= WHAT YOU SHOULD DO =
Write out the listing below without alteration, omitting its pictures.

[Records excerpted from a collection]
+===+

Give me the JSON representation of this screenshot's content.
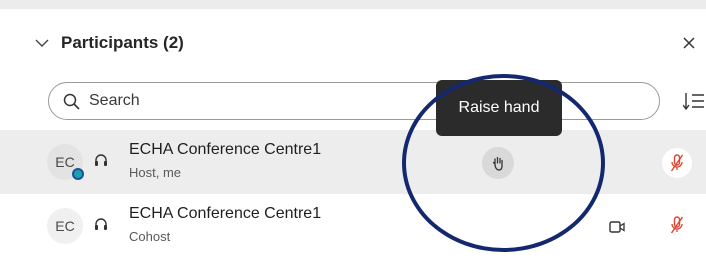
{
  "header": {
    "title": "Participants (2)",
    "collapse_icon": "chevron-down-icon",
    "close_icon": "close-icon"
  },
  "search": {
    "placeholder": "Search",
    "value": "",
    "icon": "search-icon"
  },
  "sort_icon": "sort-icon",
  "tooltip": {
    "text": "Raise hand"
  },
  "participants": [
    {
      "initials": "EC",
      "name": "ECHA Conference Centre1",
      "role": "Host, me",
      "audio_icon": "headset-icon",
      "raise_hand_icon": "hand-icon",
      "mic_icon": "mic-muted-icon"
    },
    {
      "initials": "EC",
      "name": "ECHA Conference Centre1",
      "role": "Cohost",
      "audio_icon": "headset-icon",
      "video_icon": "video-icon",
      "mic_icon": "mic-muted-icon"
    }
  ],
  "colors": {
    "highlight": "#13286e",
    "muted_mic": "#e0442e",
    "badge": "#1aa0a8"
  }
}
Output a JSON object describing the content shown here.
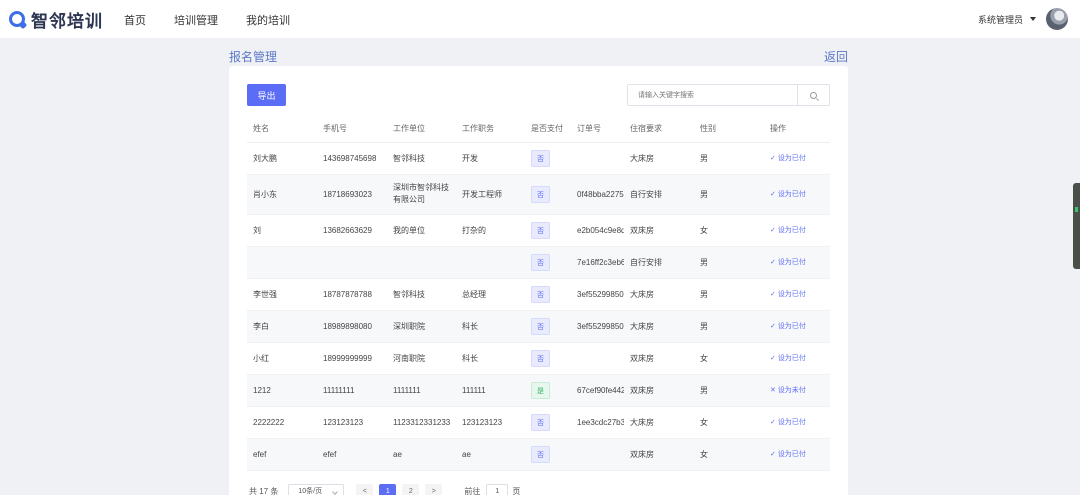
{
  "app": {
    "logo_text": "智邻培训"
  },
  "nav": {
    "items": [
      "首页",
      "培训管理",
      "我的培训"
    ]
  },
  "user": {
    "name": "系统管理员"
  },
  "page": {
    "title": "报名管理",
    "back_label": "返回"
  },
  "toolbar": {
    "export_label": "导出",
    "search_placeholder": "请输入关键字搜索"
  },
  "table": {
    "headers": [
      "姓名",
      "手机号",
      "工作单位",
      "工作职务",
      "是否支付",
      "订单号",
      "住宿要求",
      "性别",
      "操作"
    ],
    "rows": [
      {
        "name": "刘大鹏",
        "phone": "143698745698",
        "company": "智邻科技",
        "position": "开发",
        "paid": "否",
        "order": "",
        "lodging": "大床房",
        "gender": "男",
        "action": "设为已付"
      },
      {
        "name": "肖小东",
        "phone": "18718693023",
        "company": "深圳市智邻科技有限公司",
        "position": "开发工程师",
        "paid": "否",
        "order": "0f48bba2275e",
        "lodging": "自行安排",
        "gender": "男",
        "action": "设为已付"
      },
      {
        "name": "刘",
        "phone": "13682663629",
        "company": "我的单位",
        "position": "打杂的",
        "paid": "否",
        "order": "e2b054c9e8d",
        "lodging": "双床房",
        "gender": "女",
        "action": "设为已付"
      },
      {
        "name": "",
        "phone": "",
        "company": "",
        "position": "",
        "paid": "否",
        "order": "7e16ff2c3eb6",
        "lodging": "自行安排",
        "gender": "男",
        "action": "设为已付"
      },
      {
        "name": "李世强",
        "phone": "18787878788",
        "company": "智邻科技",
        "position": "总经理",
        "paid": "否",
        "order": "3ef552998503",
        "lodging": "大床房",
        "gender": "男",
        "action": "设为已付"
      },
      {
        "name": "李白",
        "phone": "18989898080",
        "company": "深圳职院",
        "position": "科长",
        "paid": "否",
        "order": "3ef552998503",
        "lodging": "大床房",
        "gender": "男",
        "action": "设为已付"
      },
      {
        "name": "小红",
        "phone": "18999999999",
        "company": "河南职院",
        "position": "科长",
        "paid": "否",
        "order": "",
        "lodging": "双床房",
        "gender": "女",
        "action": "设为已付"
      },
      {
        "name": "1212",
        "phone": "11111111",
        "company": "1111111",
        "position": "111111",
        "paid": "是",
        "order": "67cef90fe442",
        "lodging": "双床房",
        "gender": "男",
        "action": "设为未付"
      },
      {
        "name": "2222222",
        "phone": "123123123",
        "company": "1123312331233",
        "position": "123123123",
        "paid": "否",
        "order": "1ee3cdc27b3",
        "lodging": "大床房",
        "gender": "女",
        "action": "设为已付"
      },
      {
        "name": "efef",
        "phone": "efef",
        "company": "ae",
        "position": "ae",
        "paid": "否",
        "order": "",
        "lodging": "双床房",
        "gender": "女",
        "action": "设为已付"
      }
    ]
  },
  "pagination": {
    "total": "共 17 条",
    "page_size": "10条/页",
    "prev": "<",
    "pages": [
      "1",
      "2"
    ],
    "next": ">",
    "goto_label": "前往",
    "goto_value": "1",
    "goto_suffix": "页"
  },
  "colors": {
    "accent": "#5b6cf5",
    "link": "#5a78c9",
    "paid_green": "#36b36a"
  },
  "icons": {
    "search": "search-icon",
    "action_confirm": "check-icon",
    "action_revert": "cross-icon",
    "user_menu": "caret-down-icon"
  }
}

+===+

= REPLY =
Give me the JSON representation of this screenshot's content.
{
  "header": {
    "title": "Participants (2)",
    "collapse_icon": "chevron-down-icon",
    "close_icon": "close-icon"
  },
  "search": {
    "placeholder": "Search",
    "value": "",
    "icon": "search-icon"
  },
  "sort_icon": "sort-icon",
  "tooltip": {
    "text": "Raise hand"
  },
  "participants": [
    {
      "initials": "EC",
      "name": "ECHA Conference Centre1",
      "role": "Host, me",
      "audio_icon": "headset-icon",
      "raise_hand_icon": "hand-icon",
      "mic_icon": "mic-muted-icon"
    },
    {
      "initials": "EC",
      "name": "ECHA Conference Centre1",
      "role": "Cohost",
      "audio_icon": "headset-icon",
      "video_icon": "video-icon",
      "mic_icon": "mic-muted-icon"
    }
  ],
  "colors": {
    "highlight": "#13286e",
    "muted_mic": "#e0442e",
    "badge": "#1aa0a8"
  }
}
Output a JSON object describing the content shown here.
{
  "app": {
    "logo_text": "智邻培训"
  },
  "nav": {
    "items": [
      "首页",
      "培训管理",
      "我的培训"
    ]
  },
  "user": {
    "name": "系统管理员"
  },
  "page": {
    "title": "报名管理",
    "back_label": "返回"
  },
  "toolbar": {
    "export_label": "导出",
    "search_placeholder": "请输入关键字搜索"
  },
  "table": {
    "headers": [
      "姓名",
      "手机号",
      "工作单位",
      "工作职务",
      "是否支付",
      "订单号",
      "住宿要求",
      "性别",
      "操作"
    ],
    "rows": [
      {
        "name": "刘大鹏",
        "phone": "143698745698",
        "company": "智邻科技",
        "position": "开发",
        "paid": "否",
        "order": "",
        "lodging": "大床房",
        "gender": "男",
        "action": "设为已付"
      },
      {
        "name": "肖小东",
        "phone": "18718693023",
        "company": "深圳市智邻科技有限公司",
        "position": "开发工程师",
        "paid": "否",
        "order": "0f48bba2275e",
        "lodging": "自行安排",
        "gender": "男",
        "action": "设为已付"
      },
      {
        "name": "刘",
        "phone": "13682663629",
        "company": "我的单位",
        "position": "打杂的",
        "paid": "否",
        "order": "e2b054c9e8d",
        "lodging": "双床房",
        "gender": "女",
        "action": "设为已付"
      },
      {
        "name": "",
        "phone": "",
        "company": "",
        "position": "",
        "paid": "否",
        "order": "7e16ff2c3eb6",
        "lodging": "自行安排",
        "gender": "男",
        "action": "设为已付"
      },
      {
        "name": "李世强",
        "phone": "18787878788",
        "company": "智邻科技",
        "position": "总经理",
        "paid": "否",
        "order": "3ef552998503",
        "lodging": "大床房",
        "gender": "男",
        "action": "设为已付"
      },
      {
        "name": "李白",
        "phone": "18989898080",
        "company": "深圳职院",
        "position": "科长",
        "paid": "否",
        "order": "3ef552998503",
        "lodging": "大床房",
        "gender": "男",
        "action": "设为已付"
      },
      {
        "name": "小红",
        "phone": "18999999999",
        "company": "河南职院",
        "position": "科长",
        "paid": "否",
        "order": "",
        "lodging": "双床房",
        "gender": "女",
        "action": "设为已付"
      },
      {
        "name": "1212",
        "phone": "11111111",
        "company": "1111111",
        "position": "111111",
        "paid": "是",
        "order": "67cef90fe442",
        "lodging": "双床房",
        "gender": "男",
        "action": "设为未付"
      },
      {
        "name": "2222222",
        "phone": "123123123",
        "company": "1123312331233",
        "position": "123123123",
        "paid": "否",
        "order": "1ee3cdc27b3",
        "lodging": "大床房",
        "gender": "女",
        "action": "设为已付"
      },
      {
        "name": "efef",
        "phone": "efef",
        "company": "ae",
        "position": "ae",
        "paid": "否",
        "order": "",
        "lodging": "双床房",
        "gender": "女",
        "action": "设为已付"
      }
    ]
  },
  "pagination": {
    "total": "共 17 条",
    "page_size": "10条/页",
    "prev": "<",
    "pages": [
      "1",
      "2"
    ],
    "next": ">",
    "goto_label": "前往",
    "goto_value": "1",
    "goto_suffix": "页"
  },
  "colors": {
    "accent": "#5b6cf5",
    "link": "#5a78c9",
    "paid_green": "#36b36a"
  },
  "icons": {
    "search": "search-icon",
    "action_confirm": "check-icon",
    "action_revert": "cross-icon",
    "user_menu": "caret-down-icon"
  }
}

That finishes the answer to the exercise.